→ **What is expected**: The listing must be reproduced in full, exactly as it stands.

(Stored data)
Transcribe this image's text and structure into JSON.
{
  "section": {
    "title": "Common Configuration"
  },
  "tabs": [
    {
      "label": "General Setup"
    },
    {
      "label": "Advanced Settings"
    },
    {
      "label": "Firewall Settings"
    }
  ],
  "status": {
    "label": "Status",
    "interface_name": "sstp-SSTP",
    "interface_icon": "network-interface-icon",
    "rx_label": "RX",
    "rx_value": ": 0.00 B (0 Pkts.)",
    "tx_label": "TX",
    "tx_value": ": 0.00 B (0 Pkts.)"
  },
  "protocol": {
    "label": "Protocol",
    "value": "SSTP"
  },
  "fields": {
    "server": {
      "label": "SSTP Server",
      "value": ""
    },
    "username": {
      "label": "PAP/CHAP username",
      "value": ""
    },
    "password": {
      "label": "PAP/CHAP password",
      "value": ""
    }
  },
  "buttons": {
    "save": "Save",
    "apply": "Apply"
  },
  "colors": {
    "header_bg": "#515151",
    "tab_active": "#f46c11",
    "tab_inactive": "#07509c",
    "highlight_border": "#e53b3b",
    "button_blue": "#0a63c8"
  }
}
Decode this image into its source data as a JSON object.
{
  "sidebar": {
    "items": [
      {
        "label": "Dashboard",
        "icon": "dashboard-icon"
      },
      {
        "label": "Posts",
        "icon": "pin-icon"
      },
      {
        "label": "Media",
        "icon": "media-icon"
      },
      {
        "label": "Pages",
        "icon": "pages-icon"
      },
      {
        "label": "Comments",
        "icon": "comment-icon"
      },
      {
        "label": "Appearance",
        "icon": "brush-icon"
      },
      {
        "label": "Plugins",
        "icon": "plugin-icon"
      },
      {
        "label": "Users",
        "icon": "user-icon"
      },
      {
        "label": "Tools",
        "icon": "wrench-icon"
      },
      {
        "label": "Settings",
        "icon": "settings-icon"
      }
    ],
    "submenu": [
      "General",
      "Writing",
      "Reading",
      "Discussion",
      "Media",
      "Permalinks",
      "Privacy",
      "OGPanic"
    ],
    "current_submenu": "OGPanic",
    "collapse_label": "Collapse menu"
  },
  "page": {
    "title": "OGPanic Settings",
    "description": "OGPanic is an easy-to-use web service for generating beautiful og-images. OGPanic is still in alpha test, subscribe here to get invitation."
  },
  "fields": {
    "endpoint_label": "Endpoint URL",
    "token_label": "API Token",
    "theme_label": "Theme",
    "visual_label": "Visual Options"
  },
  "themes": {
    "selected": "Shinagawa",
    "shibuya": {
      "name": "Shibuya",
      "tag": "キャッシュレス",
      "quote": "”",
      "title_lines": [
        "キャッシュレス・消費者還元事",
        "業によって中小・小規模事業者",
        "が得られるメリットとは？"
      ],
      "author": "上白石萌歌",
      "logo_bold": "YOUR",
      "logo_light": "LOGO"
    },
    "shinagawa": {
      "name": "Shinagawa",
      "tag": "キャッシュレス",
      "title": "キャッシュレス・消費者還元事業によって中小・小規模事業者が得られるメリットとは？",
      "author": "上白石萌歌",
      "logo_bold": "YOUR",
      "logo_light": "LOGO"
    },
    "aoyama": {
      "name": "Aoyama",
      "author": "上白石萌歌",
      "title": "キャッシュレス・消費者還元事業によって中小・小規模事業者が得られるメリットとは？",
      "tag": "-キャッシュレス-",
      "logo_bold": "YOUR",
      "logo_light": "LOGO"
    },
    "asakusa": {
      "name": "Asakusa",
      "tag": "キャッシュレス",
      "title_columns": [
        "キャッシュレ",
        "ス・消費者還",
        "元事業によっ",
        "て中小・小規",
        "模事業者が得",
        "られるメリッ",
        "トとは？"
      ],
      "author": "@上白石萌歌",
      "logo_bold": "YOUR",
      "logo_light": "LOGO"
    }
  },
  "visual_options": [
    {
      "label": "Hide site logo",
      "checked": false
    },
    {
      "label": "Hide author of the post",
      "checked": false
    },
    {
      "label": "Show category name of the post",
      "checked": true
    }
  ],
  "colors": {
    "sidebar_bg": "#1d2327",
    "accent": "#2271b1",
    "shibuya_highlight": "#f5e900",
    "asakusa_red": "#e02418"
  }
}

→ **Answer to the exercise**:
Transcribe this image's text and structure into JSON.
{
  "section": {
    "title": "Common Configuration"
  },
  "tabs": [
    {
      "label": "General Setup"
    },
    {
      "label": "Advanced Settings"
    },
    {
      "label": "Firewall Settings"
    }
  ],
  "status": {
    "label": "Status",
    "interface_name": "sstp-SSTP",
    "interface_icon": "network-interface-icon",
    "rx_label": "RX",
    "rx_value": ": 0.00 B (0 Pkts.)",
    "tx_label": "TX",
    "tx_value": ": 0.00 B (0 Pkts.)"
  },
  "protocol": {
    "label": "Protocol",
    "value": "SSTP"
  },
  "fields": {
    "server": {
      "label": "SSTP Server",
      "value": ""
    },
    "username": {
      "label": "PAP/CHAP username",
      "value": ""
    },
    "password": {
      "label": "PAP/CHAP password",
      "value": ""
    }
  },
  "buttons": {
    "save": "Save",
    "apply": "Apply"
  },
  "colors": {
    "header_bg": "#515151",
    "tab_active": "#f46c11",
    "tab_inactive": "#07509c",
    "highlight_border": "#e53b3b",
    "button_blue": "#0a63c8"
  }
}
Decode this image into its source data as a JSON object.
{
  "sidebar": {
    "items": [
      {
        "label": "Dashboard",
        "icon": "dashboard-icon"
      },
      {
        "label": "Posts",
        "icon": "pin-icon"
      },
      {
        "label": "Media",
        "icon": "media-icon"
      },
      {
        "label": "Pages",
        "icon": "pages-icon"
      },
      {
        "label": "Comments",
        "icon": "comment-icon"
      },
      {
        "label": "Appearance",
        "icon": "brush-icon"
      },
      {
        "label": "Plugins",
        "icon": "plugin-icon"
      },
      {
        "label": "Users",
        "icon": "user-icon"
      },
      {
        "label": "Tools",
        "icon": "wrench-icon"
      },
      {
        "label": "Settings",
        "icon": "settings-icon"
      }
    ],
    "submenu": [
      "General",
      "Writing",
      "Reading",
      "Discussion",
      "Media",
      "Permalinks",
      "Privacy",
      "OGPanic"
    ],
    "current_submenu": "OGPanic",
    "collapse_label": "Collapse menu"
  },
  "page": {
    "title": "OGPanic Settings",
    "description": "OGPanic is an easy-to-use web service for generating beautiful og-images. OGPanic is still in alpha test, subscribe here to get invitation."
  },
  "fields": {
    "endpoint_label": "Endpoint URL",
    "token_label": "API Token",
    "theme_label": "Theme",
    "visual_label": "Visual Options"
  },
  "themes": {
    "selected": "Shinagawa",
    "shibuya": {
      "name": "Shibuya",
      "tag": "キャッシュレス",
      "quote": "”",
      "title_lines": [
        "キャッシュレス・消費者還元事",
        "業によって中小・小規模事業者",
        "が得られるメリットとは？"
      ],
      "author": "上白石萌歌",
      "logo_bold": "YOUR",
      "logo_light": "LOGO"
    },
    "shinagawa": {
      "name": "Shinagawa",
      "tag": "キャッシュレス",
      "title": "キャッシュレス・消費者還元事業によって中小・小規模事業者が得られるメリットとは？",
      "author": "上白石萌歌",
      "logo_bold": "YOUR",
      "logo_light": "LOGO"
    },
    "aoyama": {
      "name": "Aoyama",
      "author": "上白石萌歌",
      "title": "キャッシュレス・消費者還元事業によって中小・小規模事業者が得られるメリットとは？",
      "tag": "-キャッシュレス-",
      "logo_bold": "YOUR",
      "logo_light": "LOGO"
    },
    "asakusa": {
      "name": "Asakusa",
      "tag": "キャッシュレス",
      "title_columns": [
        "キャッシュレ",
        "ス・消費者還",
        "元事業によっ",
        "て中小・小規",
        "模事業者が得",
        "られるメリッ",
        "トとは？"
      ],
      "author": "@上白石萌歌",
      "logo_bold": "YOUR",
      "logo_light": "LOGO"
    }
  },
  "visual_options": [
    {
      "label": "Hide site logo",
      "checked": false
    },
    {
      "label": "Hide author of the post",
      "checked": false
    },
    {
      "label": "Show category name of the post",
      "checked": true
    }
  ],
  "colors": {
    "sidebar_bg": "#1d2327",
    "accent": "#2271b1",
    "shibuya_highlight": "#f5e900",
    "asakusa_red": "#e02418"
  }
}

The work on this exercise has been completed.